PROBLEM DETAILS: Scan the listing and work out how many lines contain the word "this". Nothing but the number should be given.

MATERIAL FOR THE TASK:

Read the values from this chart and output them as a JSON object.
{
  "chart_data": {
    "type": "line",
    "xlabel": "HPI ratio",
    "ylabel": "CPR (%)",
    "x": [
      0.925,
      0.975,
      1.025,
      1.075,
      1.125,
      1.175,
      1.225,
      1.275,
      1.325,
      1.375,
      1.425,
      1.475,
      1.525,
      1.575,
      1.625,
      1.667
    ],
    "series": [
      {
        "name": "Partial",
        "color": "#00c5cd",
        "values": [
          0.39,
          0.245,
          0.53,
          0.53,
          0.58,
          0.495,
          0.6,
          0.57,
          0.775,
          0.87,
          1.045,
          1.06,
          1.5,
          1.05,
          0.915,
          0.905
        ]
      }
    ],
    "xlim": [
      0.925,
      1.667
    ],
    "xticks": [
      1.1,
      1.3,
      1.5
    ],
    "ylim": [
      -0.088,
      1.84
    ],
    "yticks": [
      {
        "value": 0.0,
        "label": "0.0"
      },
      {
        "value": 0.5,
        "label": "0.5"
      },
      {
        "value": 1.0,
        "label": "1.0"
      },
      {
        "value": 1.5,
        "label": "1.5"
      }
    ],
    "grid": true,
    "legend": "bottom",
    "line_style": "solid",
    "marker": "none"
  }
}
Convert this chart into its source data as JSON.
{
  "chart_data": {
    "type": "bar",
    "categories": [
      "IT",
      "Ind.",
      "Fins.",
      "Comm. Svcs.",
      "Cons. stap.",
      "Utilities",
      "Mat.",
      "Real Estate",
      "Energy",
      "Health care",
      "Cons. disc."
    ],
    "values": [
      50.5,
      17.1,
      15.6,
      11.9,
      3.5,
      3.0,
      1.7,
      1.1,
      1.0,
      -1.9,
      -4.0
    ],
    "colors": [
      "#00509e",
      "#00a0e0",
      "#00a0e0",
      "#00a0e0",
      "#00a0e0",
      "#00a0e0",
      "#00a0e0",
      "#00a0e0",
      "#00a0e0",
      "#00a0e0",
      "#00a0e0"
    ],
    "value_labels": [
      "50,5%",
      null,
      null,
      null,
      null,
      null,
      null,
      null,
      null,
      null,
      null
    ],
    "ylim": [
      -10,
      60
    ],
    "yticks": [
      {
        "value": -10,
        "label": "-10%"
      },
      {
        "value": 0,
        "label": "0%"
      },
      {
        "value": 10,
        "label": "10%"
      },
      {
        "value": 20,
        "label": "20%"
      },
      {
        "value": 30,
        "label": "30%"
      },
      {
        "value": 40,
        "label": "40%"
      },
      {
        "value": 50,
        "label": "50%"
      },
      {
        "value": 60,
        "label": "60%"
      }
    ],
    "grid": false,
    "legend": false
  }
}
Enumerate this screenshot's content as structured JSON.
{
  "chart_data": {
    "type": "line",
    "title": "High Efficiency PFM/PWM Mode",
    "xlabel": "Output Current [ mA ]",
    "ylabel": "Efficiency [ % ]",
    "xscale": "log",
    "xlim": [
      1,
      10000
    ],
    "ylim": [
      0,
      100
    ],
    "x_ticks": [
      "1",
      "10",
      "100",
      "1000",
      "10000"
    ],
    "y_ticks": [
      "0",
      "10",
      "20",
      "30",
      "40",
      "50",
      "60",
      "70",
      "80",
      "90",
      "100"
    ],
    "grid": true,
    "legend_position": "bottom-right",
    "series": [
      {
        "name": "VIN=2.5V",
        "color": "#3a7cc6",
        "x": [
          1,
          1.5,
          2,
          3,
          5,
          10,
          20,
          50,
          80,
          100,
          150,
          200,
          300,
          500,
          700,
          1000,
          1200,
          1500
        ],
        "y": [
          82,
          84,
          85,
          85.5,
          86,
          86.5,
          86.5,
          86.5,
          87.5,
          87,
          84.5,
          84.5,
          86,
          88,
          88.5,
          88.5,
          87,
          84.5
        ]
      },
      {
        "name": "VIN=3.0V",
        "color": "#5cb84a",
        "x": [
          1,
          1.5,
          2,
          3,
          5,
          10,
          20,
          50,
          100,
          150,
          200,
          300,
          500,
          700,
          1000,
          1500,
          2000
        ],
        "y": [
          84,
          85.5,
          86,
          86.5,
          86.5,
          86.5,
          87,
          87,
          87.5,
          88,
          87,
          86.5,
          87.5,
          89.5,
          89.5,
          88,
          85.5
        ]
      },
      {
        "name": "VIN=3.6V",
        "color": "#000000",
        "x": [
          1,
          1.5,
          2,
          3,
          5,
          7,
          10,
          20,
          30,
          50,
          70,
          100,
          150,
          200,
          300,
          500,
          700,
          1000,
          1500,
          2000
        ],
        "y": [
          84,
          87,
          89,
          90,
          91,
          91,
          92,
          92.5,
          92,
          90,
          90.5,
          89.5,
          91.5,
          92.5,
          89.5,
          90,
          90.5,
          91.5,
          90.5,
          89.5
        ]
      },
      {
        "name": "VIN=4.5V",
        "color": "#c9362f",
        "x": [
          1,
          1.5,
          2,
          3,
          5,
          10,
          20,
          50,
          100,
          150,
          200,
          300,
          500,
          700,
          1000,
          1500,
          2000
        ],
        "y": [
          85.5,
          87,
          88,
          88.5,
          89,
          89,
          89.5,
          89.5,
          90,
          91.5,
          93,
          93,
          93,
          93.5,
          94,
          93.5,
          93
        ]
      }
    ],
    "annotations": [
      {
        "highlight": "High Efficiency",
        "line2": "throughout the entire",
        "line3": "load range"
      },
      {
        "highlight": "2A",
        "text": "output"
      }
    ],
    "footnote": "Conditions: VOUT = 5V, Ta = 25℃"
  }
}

RESPONSE TO THE TASK: 3